BEGIN Extract to read
Greta Thunberg and the Green Canal: A Protest at the Heart of Venice

On the weekend of 22–24 November 2025, Venice’s iconic waterways were transformed — at least temporarily — into a vivid symbol of environmental alert.   Among those involved was Greta Thunberg, who joined activists from Extinction Rebellion in pouring green dye into the celebrated Grand Canal.  

What Happened

The protest saw the waters of the Grand Canal dyed bright green using a fluorescent, “environmentally harmless” tracer dye — similar to substances used in environmental monitoring.  

The demonstration wasn’t confined to Venice: activists from Extinction Rebellion conducted parallel actions in other Italian cities, dyeing rivers, canals, fountains and lakes.  

In Venice, the group hung a large banner reading “Stop Ecocide” from the city’s historic Rialto Bridge, while many participants were dressed in red outfits and veiled faces — creating a dramatic, visually arresting scene.  

The protest was timed to coincide with the conclusion of the international COP30 UN climate conference in Brazil — a summit at which many climate activists felt global leaders failed to commit to sufficiently ambitious fossil-fuel reductions.  

Official Response & Consequences

Authorities moved quickly: Greta Thunberg and around 35 other activists were given a 48-hour ban from Venice and fined €150 (about £130–£132) each.  

The local administration, including regional governor Luca Zaia, condemned the act as a “disrespectful” gesture toward Venice’s fragile heritage and warned about possible environmental impacts.  

Environmental officials reportedly collected water samples after the dyeing to check for ecological damage. According to some sources, the green hue began dispersing naturally within hours thanks to tidal flow; yet critics argued that the stunt — regardless of its non-toxic dye — sets a troubling precedent for using public waterways as protest canvases.  


Motivation Behind the Protest

For Thunberg and fellow activists, the green-dye protest was meant as a bold — and visceral — metaphor: the unnatural colour of Venice’s normally serene waters was designed to jolt public attention to the “massive effects of climate collapse,” particularly on low-lying, vulnerable cities threatened by sea-level rise and environmental degradation.  

They explicitly linked the action to disappointment over the COP30 climate talks, criticizing government reluctance to include decisive fossil-fuel restrictions in global climate agreements.  

Supporters of the protest say such dramatic imagery is exactly what’s needed to break through public apathy. Some tourists and observers reportedly praised it as a “raw and real” depiction of ecological urgency.  

Debate & Criticism

But the action was far from universally applauded. Critics — including several Italian authorities — condemned it as disrespectful to Venice’s history and heritage, arguing that the city and its waterways should not be used as theatrical backdrops.
END Extract to read
BEGIN Input data
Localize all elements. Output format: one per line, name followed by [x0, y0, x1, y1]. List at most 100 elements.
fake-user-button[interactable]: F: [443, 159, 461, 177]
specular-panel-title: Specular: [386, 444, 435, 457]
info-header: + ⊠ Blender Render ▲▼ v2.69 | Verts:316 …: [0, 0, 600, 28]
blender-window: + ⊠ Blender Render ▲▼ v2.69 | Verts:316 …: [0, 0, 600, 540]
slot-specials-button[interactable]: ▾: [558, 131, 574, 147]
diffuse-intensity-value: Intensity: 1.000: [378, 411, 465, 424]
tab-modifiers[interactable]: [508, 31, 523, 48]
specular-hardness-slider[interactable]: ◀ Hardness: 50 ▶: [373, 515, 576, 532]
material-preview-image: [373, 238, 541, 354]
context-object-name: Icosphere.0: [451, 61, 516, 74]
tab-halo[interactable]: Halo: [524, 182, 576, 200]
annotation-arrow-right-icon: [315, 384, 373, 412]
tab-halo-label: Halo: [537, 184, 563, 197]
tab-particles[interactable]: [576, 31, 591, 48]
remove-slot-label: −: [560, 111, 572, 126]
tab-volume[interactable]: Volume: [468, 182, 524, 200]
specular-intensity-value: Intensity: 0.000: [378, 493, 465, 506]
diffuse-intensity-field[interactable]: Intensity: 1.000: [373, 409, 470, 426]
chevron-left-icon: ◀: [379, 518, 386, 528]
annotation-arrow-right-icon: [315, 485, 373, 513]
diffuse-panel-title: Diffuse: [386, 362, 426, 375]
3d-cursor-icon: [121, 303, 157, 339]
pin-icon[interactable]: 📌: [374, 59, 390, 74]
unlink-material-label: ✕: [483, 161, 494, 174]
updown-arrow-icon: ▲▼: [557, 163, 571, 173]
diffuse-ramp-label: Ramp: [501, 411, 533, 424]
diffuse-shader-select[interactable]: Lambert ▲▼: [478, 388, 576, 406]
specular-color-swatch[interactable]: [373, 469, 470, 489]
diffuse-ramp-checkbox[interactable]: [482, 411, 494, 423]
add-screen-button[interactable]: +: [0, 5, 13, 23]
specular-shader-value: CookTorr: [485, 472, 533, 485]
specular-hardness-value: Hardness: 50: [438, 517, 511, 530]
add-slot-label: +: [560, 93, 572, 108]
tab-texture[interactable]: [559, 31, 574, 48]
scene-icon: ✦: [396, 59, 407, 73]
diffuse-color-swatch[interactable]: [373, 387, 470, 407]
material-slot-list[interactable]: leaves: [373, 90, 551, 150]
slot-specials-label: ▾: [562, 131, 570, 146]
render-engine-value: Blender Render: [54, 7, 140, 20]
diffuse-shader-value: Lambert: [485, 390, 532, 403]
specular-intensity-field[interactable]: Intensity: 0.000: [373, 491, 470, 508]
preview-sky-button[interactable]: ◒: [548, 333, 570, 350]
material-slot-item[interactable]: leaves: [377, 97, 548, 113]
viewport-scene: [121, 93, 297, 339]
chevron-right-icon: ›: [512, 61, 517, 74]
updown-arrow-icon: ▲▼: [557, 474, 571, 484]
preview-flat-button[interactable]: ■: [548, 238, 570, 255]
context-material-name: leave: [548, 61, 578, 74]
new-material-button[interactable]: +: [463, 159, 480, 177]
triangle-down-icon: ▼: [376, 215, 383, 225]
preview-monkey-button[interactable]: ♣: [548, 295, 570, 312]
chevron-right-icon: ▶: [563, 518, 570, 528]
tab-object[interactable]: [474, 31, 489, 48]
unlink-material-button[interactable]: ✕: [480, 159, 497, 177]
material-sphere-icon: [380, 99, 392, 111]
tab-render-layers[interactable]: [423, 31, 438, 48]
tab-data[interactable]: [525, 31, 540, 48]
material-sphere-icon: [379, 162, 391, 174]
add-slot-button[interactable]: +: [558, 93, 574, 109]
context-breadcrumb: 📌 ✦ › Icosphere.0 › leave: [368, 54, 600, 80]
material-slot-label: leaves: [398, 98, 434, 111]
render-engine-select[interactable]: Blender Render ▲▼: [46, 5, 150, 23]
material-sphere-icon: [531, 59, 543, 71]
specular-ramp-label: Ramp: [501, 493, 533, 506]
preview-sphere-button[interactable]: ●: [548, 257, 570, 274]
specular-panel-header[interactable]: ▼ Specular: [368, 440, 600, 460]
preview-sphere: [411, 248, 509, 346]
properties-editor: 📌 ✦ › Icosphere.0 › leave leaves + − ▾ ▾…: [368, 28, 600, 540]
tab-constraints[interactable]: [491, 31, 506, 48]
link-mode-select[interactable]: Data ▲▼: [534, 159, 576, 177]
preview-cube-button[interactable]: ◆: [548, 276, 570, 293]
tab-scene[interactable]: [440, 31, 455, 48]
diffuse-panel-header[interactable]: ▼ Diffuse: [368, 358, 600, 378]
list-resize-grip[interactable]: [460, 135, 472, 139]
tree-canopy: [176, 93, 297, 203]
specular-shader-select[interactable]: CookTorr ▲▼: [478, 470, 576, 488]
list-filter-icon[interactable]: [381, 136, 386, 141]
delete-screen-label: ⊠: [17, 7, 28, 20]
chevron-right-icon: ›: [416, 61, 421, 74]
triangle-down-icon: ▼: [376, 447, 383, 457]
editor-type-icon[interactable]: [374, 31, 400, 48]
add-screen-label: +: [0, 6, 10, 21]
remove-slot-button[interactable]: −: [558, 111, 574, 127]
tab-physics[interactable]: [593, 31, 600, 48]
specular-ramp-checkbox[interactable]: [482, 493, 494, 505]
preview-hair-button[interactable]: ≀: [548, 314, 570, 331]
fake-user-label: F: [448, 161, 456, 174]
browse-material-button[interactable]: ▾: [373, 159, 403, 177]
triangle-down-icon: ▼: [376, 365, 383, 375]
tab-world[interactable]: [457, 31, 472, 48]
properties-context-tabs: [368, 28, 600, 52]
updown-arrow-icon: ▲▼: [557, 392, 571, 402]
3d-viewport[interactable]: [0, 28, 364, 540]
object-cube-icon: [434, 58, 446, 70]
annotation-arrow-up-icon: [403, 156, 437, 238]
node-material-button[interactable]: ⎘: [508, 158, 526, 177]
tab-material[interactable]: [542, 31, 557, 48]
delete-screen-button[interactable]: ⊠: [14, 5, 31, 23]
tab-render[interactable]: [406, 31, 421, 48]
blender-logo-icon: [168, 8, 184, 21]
END Input data
» **Required action 1**
Translate this sentence from the Venice protest article into French: "Supporters of the protest say such dramatic imagery is exactly what's needed to break through public apathy."
» **Required action 2**
Summarize the Venice protest article in two sentences.

» **Response box 1**
Les partisans de la manifestation affirment que des images aussi spectaculaires sont exactement ce qu'il faut pour percer l'apathie du public.

» **Response box 2**
In November 2025, Greta Thunberg joined Extinction Rebellion activists in dyeing Venice's Grand Canal bright green with a tracer dye described as harmless, a protest timed to the end of the COP30 climate conference and meant to draw attention to the effects of climate collapse. Authorities banned Thunberg and about 35 other activists from Venice for 48 hours and fined each €150, and Italian officials condemned the act as disrespectful to the city's heritage, while supporters praised its dramatic imagery.